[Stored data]

▬▬▬▬▬▬▬▬▬▬

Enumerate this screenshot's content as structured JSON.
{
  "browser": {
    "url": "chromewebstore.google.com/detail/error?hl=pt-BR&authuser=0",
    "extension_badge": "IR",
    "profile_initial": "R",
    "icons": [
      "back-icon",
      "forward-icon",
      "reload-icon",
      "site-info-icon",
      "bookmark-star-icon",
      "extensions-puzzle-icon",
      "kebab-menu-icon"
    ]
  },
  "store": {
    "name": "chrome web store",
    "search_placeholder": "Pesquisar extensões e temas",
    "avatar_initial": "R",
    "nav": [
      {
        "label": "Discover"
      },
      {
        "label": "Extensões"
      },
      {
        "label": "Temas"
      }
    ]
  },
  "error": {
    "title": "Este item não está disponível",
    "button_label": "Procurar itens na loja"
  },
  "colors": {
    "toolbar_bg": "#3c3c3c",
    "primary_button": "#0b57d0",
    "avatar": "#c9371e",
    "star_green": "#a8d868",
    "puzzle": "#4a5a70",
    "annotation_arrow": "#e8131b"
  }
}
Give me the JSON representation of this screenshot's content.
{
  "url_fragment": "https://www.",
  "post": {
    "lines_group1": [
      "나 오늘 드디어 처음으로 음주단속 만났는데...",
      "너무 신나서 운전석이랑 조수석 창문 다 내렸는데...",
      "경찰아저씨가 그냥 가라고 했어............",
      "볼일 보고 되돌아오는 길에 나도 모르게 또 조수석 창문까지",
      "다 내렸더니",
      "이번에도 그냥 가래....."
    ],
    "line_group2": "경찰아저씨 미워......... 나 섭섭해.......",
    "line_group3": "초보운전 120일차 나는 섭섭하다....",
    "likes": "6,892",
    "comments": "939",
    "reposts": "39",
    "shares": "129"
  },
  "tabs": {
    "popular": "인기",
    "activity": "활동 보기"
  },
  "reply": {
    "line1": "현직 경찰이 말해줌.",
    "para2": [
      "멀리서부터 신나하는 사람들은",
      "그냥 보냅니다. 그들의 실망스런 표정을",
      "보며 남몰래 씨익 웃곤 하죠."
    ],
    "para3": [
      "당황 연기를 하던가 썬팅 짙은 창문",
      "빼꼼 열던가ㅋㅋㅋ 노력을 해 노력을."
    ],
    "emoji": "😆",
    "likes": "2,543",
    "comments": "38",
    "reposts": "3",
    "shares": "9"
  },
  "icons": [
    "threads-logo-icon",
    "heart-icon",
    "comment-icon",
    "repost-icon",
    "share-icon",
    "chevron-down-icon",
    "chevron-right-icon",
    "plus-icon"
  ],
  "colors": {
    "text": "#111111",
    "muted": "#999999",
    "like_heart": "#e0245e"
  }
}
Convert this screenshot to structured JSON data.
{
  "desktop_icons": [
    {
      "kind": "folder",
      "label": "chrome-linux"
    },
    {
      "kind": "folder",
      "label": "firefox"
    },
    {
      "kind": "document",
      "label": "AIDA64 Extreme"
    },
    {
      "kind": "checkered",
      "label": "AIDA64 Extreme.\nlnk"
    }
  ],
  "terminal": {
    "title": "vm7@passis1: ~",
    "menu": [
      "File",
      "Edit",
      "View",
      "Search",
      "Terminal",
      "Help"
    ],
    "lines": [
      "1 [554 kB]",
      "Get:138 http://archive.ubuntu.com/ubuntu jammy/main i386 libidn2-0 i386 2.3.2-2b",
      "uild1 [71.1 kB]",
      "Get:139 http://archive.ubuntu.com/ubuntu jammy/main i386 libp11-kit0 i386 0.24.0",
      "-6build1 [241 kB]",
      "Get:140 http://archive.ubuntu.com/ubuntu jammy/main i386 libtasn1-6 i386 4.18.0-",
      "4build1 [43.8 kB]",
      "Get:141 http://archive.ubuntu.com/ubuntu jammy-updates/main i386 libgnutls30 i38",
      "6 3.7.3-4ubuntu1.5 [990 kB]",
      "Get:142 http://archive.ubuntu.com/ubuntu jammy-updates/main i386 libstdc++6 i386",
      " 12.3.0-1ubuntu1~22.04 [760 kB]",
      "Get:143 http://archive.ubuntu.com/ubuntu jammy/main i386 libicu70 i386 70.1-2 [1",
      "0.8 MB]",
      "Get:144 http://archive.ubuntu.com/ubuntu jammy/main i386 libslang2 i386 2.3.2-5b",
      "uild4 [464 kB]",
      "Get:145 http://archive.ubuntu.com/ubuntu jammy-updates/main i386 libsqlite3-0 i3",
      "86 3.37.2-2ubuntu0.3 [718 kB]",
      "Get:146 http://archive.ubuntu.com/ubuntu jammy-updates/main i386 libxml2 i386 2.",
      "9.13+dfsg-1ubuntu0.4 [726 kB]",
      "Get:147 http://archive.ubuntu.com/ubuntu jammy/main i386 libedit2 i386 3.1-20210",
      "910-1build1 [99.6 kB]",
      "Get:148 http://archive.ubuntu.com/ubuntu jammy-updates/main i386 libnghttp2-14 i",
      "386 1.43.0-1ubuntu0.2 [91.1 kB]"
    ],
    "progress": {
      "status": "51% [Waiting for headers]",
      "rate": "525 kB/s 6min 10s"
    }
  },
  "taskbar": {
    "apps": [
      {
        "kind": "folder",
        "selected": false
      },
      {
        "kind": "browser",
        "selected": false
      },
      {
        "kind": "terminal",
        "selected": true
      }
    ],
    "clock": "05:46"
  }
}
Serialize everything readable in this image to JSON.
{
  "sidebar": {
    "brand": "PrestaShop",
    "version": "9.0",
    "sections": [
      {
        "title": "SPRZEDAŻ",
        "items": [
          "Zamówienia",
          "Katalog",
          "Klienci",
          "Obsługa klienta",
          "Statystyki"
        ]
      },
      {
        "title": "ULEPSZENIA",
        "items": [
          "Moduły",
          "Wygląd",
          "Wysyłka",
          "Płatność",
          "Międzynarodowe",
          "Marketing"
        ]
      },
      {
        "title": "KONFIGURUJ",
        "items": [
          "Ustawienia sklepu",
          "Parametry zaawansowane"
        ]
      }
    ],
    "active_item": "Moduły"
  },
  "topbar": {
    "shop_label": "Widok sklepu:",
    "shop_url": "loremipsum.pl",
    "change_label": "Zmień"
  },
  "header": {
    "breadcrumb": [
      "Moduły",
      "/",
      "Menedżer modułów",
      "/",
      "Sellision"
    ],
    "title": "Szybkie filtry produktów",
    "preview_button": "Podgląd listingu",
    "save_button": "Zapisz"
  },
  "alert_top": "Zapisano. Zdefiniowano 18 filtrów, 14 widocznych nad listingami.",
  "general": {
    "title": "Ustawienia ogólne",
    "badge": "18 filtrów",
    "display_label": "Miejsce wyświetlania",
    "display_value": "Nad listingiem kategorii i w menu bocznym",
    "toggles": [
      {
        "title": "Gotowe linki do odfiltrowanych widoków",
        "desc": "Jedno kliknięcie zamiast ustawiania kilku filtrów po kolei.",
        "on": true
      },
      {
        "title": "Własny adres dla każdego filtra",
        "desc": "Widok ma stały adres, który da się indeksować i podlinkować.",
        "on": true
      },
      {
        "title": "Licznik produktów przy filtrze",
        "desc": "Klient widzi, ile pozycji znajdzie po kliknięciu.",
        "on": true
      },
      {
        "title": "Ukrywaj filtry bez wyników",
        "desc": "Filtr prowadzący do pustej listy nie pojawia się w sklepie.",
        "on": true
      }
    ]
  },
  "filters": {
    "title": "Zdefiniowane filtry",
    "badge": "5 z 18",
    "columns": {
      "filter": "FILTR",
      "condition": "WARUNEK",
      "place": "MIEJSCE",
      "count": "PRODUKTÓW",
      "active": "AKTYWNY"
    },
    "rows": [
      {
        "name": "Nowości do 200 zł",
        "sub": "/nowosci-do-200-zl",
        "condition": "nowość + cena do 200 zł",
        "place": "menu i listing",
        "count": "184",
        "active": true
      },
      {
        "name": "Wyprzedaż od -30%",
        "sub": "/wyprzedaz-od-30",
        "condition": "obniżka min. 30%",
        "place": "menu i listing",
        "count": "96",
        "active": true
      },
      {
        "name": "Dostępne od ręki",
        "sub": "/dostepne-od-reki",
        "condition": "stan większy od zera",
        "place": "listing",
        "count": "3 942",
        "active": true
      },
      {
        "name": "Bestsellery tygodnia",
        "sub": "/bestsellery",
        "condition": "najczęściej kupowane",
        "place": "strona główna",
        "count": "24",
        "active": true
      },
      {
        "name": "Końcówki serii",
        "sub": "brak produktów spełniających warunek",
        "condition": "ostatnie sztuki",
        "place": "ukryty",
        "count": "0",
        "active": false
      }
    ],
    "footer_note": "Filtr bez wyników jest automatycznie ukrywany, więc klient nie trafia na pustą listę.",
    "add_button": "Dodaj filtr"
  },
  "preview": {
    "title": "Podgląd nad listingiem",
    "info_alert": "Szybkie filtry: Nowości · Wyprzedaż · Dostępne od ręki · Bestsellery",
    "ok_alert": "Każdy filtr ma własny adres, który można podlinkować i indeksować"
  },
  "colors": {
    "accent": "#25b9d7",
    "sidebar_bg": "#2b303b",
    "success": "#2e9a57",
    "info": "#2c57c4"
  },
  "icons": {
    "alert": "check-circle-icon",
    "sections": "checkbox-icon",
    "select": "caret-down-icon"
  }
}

▬▬▬▬▬▬▬▬▬▬

> [The exercise]
In the records above, find each line with the word "Wyprzedaż" and copy it.

> [Task answer]
        "name": "Wyprzedaż od -30%",
    "info_alert": "Szybkie filtry: Nowości · Wyprzedaż · Dostępne od ręki · Bestsellery",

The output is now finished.